## Records to use:

* * * * * * * * *

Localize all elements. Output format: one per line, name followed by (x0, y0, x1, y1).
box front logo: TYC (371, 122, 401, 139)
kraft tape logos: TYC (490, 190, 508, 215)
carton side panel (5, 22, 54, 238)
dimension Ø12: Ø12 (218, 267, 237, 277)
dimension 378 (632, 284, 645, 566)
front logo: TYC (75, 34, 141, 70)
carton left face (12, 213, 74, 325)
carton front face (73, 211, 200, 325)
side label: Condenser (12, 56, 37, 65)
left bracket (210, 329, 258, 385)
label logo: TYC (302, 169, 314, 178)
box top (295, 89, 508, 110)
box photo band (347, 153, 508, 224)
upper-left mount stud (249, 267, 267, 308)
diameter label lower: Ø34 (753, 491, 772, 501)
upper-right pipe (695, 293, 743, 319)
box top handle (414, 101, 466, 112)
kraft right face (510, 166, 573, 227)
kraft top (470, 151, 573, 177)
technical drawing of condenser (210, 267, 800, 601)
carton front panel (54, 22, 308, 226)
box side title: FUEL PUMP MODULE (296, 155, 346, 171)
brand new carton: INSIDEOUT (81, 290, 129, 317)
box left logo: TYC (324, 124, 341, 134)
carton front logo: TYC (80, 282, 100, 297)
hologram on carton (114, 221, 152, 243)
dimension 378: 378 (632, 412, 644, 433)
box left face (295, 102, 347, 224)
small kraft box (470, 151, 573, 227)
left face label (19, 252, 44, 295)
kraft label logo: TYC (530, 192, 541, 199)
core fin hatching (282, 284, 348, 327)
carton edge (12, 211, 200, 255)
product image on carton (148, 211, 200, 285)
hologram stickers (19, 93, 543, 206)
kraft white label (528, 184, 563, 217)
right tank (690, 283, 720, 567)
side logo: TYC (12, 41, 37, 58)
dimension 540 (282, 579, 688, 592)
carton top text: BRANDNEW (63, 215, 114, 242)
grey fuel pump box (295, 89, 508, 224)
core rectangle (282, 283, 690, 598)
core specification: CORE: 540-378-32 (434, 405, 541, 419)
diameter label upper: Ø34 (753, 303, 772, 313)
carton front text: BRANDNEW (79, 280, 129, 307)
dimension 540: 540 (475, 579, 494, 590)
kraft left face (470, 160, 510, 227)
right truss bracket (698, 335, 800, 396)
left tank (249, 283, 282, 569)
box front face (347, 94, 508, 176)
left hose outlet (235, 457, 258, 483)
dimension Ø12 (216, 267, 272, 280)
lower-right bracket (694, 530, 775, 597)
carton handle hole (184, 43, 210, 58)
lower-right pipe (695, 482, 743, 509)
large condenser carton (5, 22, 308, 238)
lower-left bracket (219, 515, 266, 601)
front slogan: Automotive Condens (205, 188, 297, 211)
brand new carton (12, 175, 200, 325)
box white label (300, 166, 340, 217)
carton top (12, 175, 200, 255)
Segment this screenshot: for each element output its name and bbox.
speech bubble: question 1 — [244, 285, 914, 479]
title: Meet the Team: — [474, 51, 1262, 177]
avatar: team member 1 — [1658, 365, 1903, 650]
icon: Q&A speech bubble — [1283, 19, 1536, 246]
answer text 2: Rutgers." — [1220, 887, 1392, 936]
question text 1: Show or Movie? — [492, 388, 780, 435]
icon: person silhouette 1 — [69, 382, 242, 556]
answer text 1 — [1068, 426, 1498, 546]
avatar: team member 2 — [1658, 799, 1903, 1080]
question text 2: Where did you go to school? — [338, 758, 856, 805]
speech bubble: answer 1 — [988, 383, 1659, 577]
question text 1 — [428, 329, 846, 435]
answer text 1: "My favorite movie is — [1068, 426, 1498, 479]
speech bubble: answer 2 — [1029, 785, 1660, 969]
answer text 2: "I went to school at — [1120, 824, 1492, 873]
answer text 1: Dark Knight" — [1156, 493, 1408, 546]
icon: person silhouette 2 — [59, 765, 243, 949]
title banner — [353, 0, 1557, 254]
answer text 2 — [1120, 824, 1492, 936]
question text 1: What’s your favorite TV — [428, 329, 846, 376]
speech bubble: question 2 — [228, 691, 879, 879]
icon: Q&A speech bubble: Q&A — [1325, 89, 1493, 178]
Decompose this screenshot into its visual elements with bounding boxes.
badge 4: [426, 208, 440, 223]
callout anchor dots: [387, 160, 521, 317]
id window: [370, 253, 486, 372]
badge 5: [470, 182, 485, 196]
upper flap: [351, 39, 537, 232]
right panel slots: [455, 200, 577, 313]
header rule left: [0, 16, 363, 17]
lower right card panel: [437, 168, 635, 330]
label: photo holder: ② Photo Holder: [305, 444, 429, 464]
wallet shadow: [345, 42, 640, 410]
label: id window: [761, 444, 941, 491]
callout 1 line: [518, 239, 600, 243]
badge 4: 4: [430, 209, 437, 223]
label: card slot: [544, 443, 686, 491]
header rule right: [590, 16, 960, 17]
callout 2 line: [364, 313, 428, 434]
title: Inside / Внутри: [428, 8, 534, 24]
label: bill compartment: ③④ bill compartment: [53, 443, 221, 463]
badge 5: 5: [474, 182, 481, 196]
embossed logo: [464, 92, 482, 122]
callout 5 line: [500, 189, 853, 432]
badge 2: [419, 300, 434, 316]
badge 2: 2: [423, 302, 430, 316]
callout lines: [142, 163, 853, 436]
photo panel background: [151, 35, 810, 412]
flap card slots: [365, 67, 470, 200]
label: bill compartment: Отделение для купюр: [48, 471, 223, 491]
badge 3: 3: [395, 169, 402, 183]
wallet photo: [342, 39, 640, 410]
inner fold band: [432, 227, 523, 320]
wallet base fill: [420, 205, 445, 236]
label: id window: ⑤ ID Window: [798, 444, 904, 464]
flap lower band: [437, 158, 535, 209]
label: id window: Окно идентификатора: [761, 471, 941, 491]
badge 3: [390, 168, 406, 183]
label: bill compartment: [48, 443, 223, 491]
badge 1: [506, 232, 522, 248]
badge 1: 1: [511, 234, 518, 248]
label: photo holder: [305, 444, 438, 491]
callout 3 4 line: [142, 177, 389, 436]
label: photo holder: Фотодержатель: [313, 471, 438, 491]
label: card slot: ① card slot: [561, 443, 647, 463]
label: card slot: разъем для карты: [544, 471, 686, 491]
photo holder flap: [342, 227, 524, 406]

* * * * * * * * *

## Written problem:
Copy every entry above word for word, keeping each line in its original order.

## Exercise response:
Localize all elements. Output format: one per line, name followed by (x0, y0, x1, y1).
box front logo: TYC (371, 122, 401, 139)
kraft tape logos: TYC (490, 190, 508, 215)
carton side panel (5, 22, 54, 238)
dimension Ø12: Ø12 (218, 267, 237, 277)
dimension 378 (632, 284, 645, 566)
front logo: TYC (75, 34, 141, 70)
carton left face (12, 213, 74, 325)
carton front face (73, 211, 200, 325)
side label: Condenser (12, 56, 37, 65)
left bracket (210, 329, 258, 385)
label logo: TYC (302, 169, 314, 178)
box top (295, 89, 508, 110)
box photo band (347, 153, 508, 224)
upper-left mount stud (249, 267, 267, 308)
diameter label lower: Ø34 (753, 491, 772, 501)
upper-right pipe (695, 293, 743, 319)
box top handle (414, 101, 466, 112)
kraft right face (510, 166, 573, 227)
kraft top (470, 151, 573, 177)
technical drawing of condenser (210, 267, 800, 601)
carton front panel (54, 22, 308, 226)
box side title: FUEL PUMP MODULE (296, 155, 346, 171)
brand new carton: INSIDEOUT (81, 290, 129, 317)
box left logo: TYC (324, 124, 341, 134)
carton front logo: TYC (80, 282, 100, 297)
hologram on carton (114, 221, 152, 243)
dimension 378: 378 (632, 412, 644, 433)
box left face (295, 102, 347, 224)
small kraft box (470, 151, 573, 227)
left face label (19, 252, 44, 295)
kraft label logo: TYC (530, 192, 541, 199)
core fin hatching (282, 284, 348, 327)
carton edge (12, 211, 200, 255)
product image on carton (148, 211, 200, 285)
hologram stickers (19, 93, 543, 206)
kraft white label (528, 184, 563, 217)
right tank (690, 283, 720, 567)
side logo: TYC (12, 41, 37, 58)
dimension 540 (282, 579, 688, 592)
carton top text: BRANDNEW (63, 215, 114, 242)
grey fuel pump box (295, 89, 508, 224)
core rectangle (282, 283, 690, 598)
core specification: CORE: 540-378-32 (434, 405, 541, 419)
diameter label upper: Ø34 (753, 303, 772, 313)
carton front text: BRANDNEW (79, 280, 129, 307)
dimension 540: 540 (475, 579, 494, 590)
kraft left face (470, 160, 510, 227)
right truss bracket (698, 335, 800, 396)
left tank (249, 283, 282, 569)
box front face (347, 94, 508, 176)
left hose outlet (235, 457, 258, 483)
dimension Ø12 (216, 267, 272, 280)
lower-right bracket (694, 530, 775, 597)
carton handle hole (184, 43, 210, 58)
lower-right pipe (695, 482, 743, 509)
large condenser carton (5, 22, 308, 238)
lower-left bracket (219, 515, 266, 601)
front slogan: Automotive Condens (205, 188, 297, 211)
brand new carton (12, 175, 200, 325)
box white label (300, 166, 340, 217)
carton top (12, 175, 200, 255)
Segment this screenshot: for each element output its name and bbox.
speech bubble: question 1 — [244, 285, 914, 479]
title: Meet the Team: — [474, 51, 1262, 177]
avatar: team member 1 — [1658, 365, 1903, 650]
icon: Q&A speech bubble — [1283, 19, 1536, 246]
answer text 2: Rutgers." — [1220, 887, 1392, 936]
question text 1: Show or Movie? — [492, 388, 780, 435]
icon: person silhouette 1 — [69, 382, 242, 556]
answer text 1 — [1068, 426, 1498, 546]
avatar: team member 2 — [1658, 799, 1903, 1080]
question text 2: Where did you go to school? — [338, 758, 856, 805]
speech bubble: answer 1 — [988, 383, 1659, 577]
question text 1 — [428, 329, 846, 435]
answer text 1: "My favorite movie is — [1068, 426, 1498, 479]
speech bubble: answer 2 — [1029, 785, 1660, 969]
answer text 2: "I went to school at — [1120, 824, 1492, 873]
answer text 1: Dark Knight" — [1156, 493, 1408, 546]
icon: person silhouette 2 — [59, 765, 243, 949]
title banner — [353, 0, 1557, 254]
answer text 2 — [1120, 824, 1492, 936]
question text 1: What’s your favorite TV — [428, 329, 846, 376]
speech bubble: question 2 — [228, 691, 879, 879]
icon: Q&A speech bubble: Q&A — [1325, 89, 1493, 178]
Decompose this screenshot into its visual elements with bounding boxes.
badge 4: [426, 208, 440, 223]
callout anchor dots: [387, 160, 521, 317]
id window: [370, 253, 486, 372]
badge 5: [470, 182, 485, 196]
upper flap: [351, 39, 537, 232]
right panel slots: [455, 200, 577, 313]
header rule left: [0, 16, 363, 17]
lower right card panel: [437, 168, 635, 330]
label: photo holder: ② Photo Holder: [305, 444, 429, 464]
wallet shadow: [345, 42, 640, 410]
label: id window: [761, 444, 941, 491]
callout 1 line: [518, 239, 600, 243]
badge 4: 4: [430, 209, 437, 223]
label: card slot: [544, 443, 686, 491]
header rule right: [590, 16, 960, 17]
callout 2 line: [364, 313, 428, 434]
title: Inside / Внутри: [428, 8, 534, 24]
label: bill compartment: ③④ bill compartment: [53, 443, 221, 463]
badge 5: 5: [474, 182, 481, 196]
embossed logo: [464, 92, 482, 122]
callout 5 line: [500, 189, 853, 432]
badge 2: [419, 300, 434, 316]
badge 2: 2: [423, 302, 430, 316]
callout lines: [142, 163, 853, 436]
photo panel background: [151, 35, 810, 412]
flap card slots: [365, 67, 470, 200]
label: bill compartment: Отделение для купюр: [48, 471, 223, 491]
badge 3: 3: [395, 169, 402, 183]
wallet photo: [342, 39, 640, 410]
inner fold band: [432, 227, 523, 320]
wallet base fill: [420, 205, 445, 236]
label: id window: ⑤ ID Window: [798, 444, 904, 464]
flap lower band: [437, 158, 535, 209]
label: id window: Окно идентификатора: [761, 471, 941, 491]
badge 3: [390, 168, 406, 183]
label: bill compartment: [48, 443, 223, 491]
badge 1: [506, 232, 522, 248]
badge 1: 1: [511, 234, 518, 248]
label: photo holder: [305, 444, 438, 491]
callout 3 4 line: [142, 177, 389, 436]
label: photo holder: Фотодержатель: [313, 471, 438, 491]
label: card slot: ① card slot: [561, 443, 647, 463]
label: card slot: разъем для карты: [544, 471, 686, 491]
photo holder flap: [342, 227, 524, 406]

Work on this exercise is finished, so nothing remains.